Saved data entries:
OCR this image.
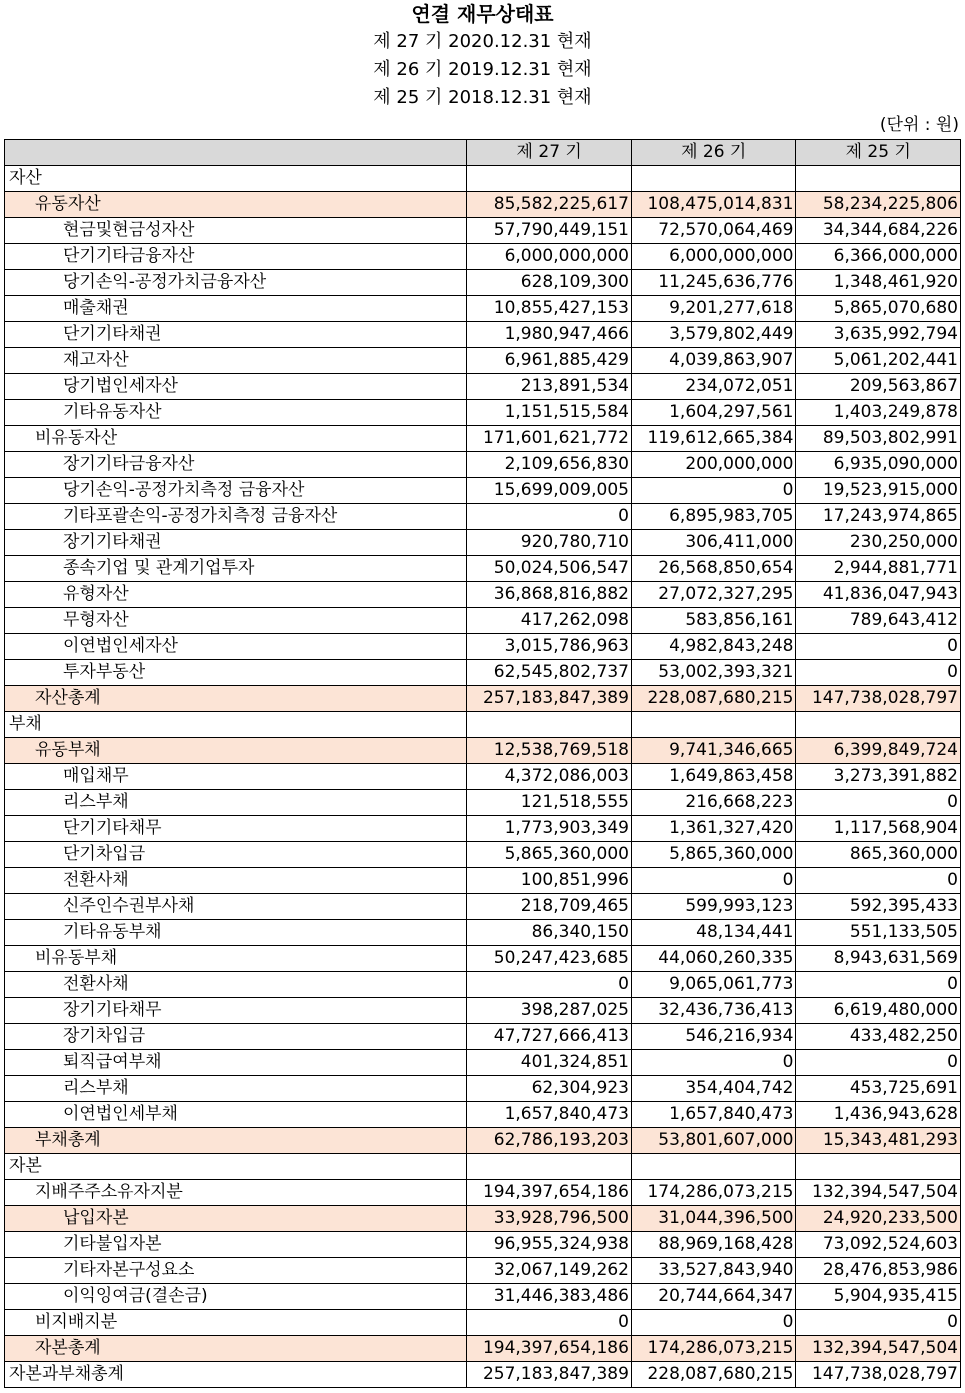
연결 재무상태표
제 27 기 2020.12.31 현재
제 26 기 2019.12.31 현재
제 25 기 2018.12.31 현재
(단위 : 원)
	제 27 기	제 26 기	제 25 기
자산			
유동자산	85,582,225,617	108,475,014,831	58,234,225,806
현금및현금성자산	57,790,449,151	72,570,064,469	34,344,684,226
단기기타금융자산	6,000,000,000	6,000,000,000	6,366,000,000
당기손익-공정가치금융자산	628,109,300	11,245,636,776	1,348,461,920
매출채권	10,855,427,153	9,201,277,618	5,865,070,680
단기기타채권	1,980,947,466	3,579,802,449	3,635,992,794
재고자산	6,961,885,429	4,039,863,907	5,061,202,441
당기법인세자산	213,891,534	234,072,051	209,563,867
기타유동자산	1,151,515,584	1,604,297,561	1,403,249,878
비유동자산	171,601,621,772	119,612,665,384	89,503,802,991
장기기타금융자산	2,109,656,830	200,000,000	6,935,090,000
당기손익-공정가치측정 금융자산	15,699,009,005	0	19,523,915,000
기타포괄손익-공정가치측정 금융자산	0	6,895,983,705	17,243,974,865
장기기타채권	920,780,710	306,411,000	230,250,000
종속기업 및 관계기업투자	50,024,506,547	26,568,850,654	2,944,881,771
유형자산	36,868,816,882	27,072,327,295	41,836,047,943
무형자산	417,262,098	583,856,161	789,643,412
이연법인세자산	3,015,786,963	4,982,843,248	0
투자부동산	62,545,802,737	53,002,393,321	0
자산총계	257,183,847,389	228,087,680,215	147,738,028,797
부채			
유동부채	12,538,769,518	9,741,346,665	6,399,849,724
매입채무	4,372,086,003	1,649,863,458	3,273,391,882
리스부채	121,518,555	216,668,223	0
단기기타채무	1,773,903,349	1,361,327,420	1,117,568,904
단기차입금	5,865,360,000	5,865,360,000	865,360,000
전환사채	100,851,996	0	0
신주인수권부사채	218,709,465	599,993,123	592,395,433
기타유동부채	86,340,150	48,134,441	551,133,505
비유동부채	50,247,423,685	44,060,260,335	8,943,631,569
전환사채	0	9,065,061,773	0
장기기타채무	398,287,025	32,436,736,413	6,619,480,000
장기차입금	47,727,666,413	546,216,934	433,482,250
퇴직급여부채	401,324,851	0	0
리스부채	62,304,923	354,404,742	453,725,691
이연법인세부채	1,657,840,473	1,657,840,473	1,436,943,628
부채총계	62,786,193,203	53,801,607,000	15,343,481,293
자본			
지배주주소유자지분	194,397,654,186	174,286,073,215	132,394,547,504
납입자본	33,928,796,500	31,044,396,500	24,920,233,500
기타불입자본	96,955,324,938	88,969,168,428	73,092,524,603
기타자본구성요소	32,067,149,262	33,527,843,940	28,476,853,986
이익잉여금(결손금)	31,446,383,486	20,744,664,347	5,904,935,415
비지배지분	0	0	0
자본총계	194,397,654,186	174,286,073,215	132,394,547,504
자본과부채총계	257,183,847,389	228,087,680,215	147,738,028,797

## TASK DESCRIPTION
Look over the listing above. Pick out and copy every line that includes "전환사채".

## RESPONSE
전환사채	100,851,996	0	0
전환사채	0	9,065,061,773	0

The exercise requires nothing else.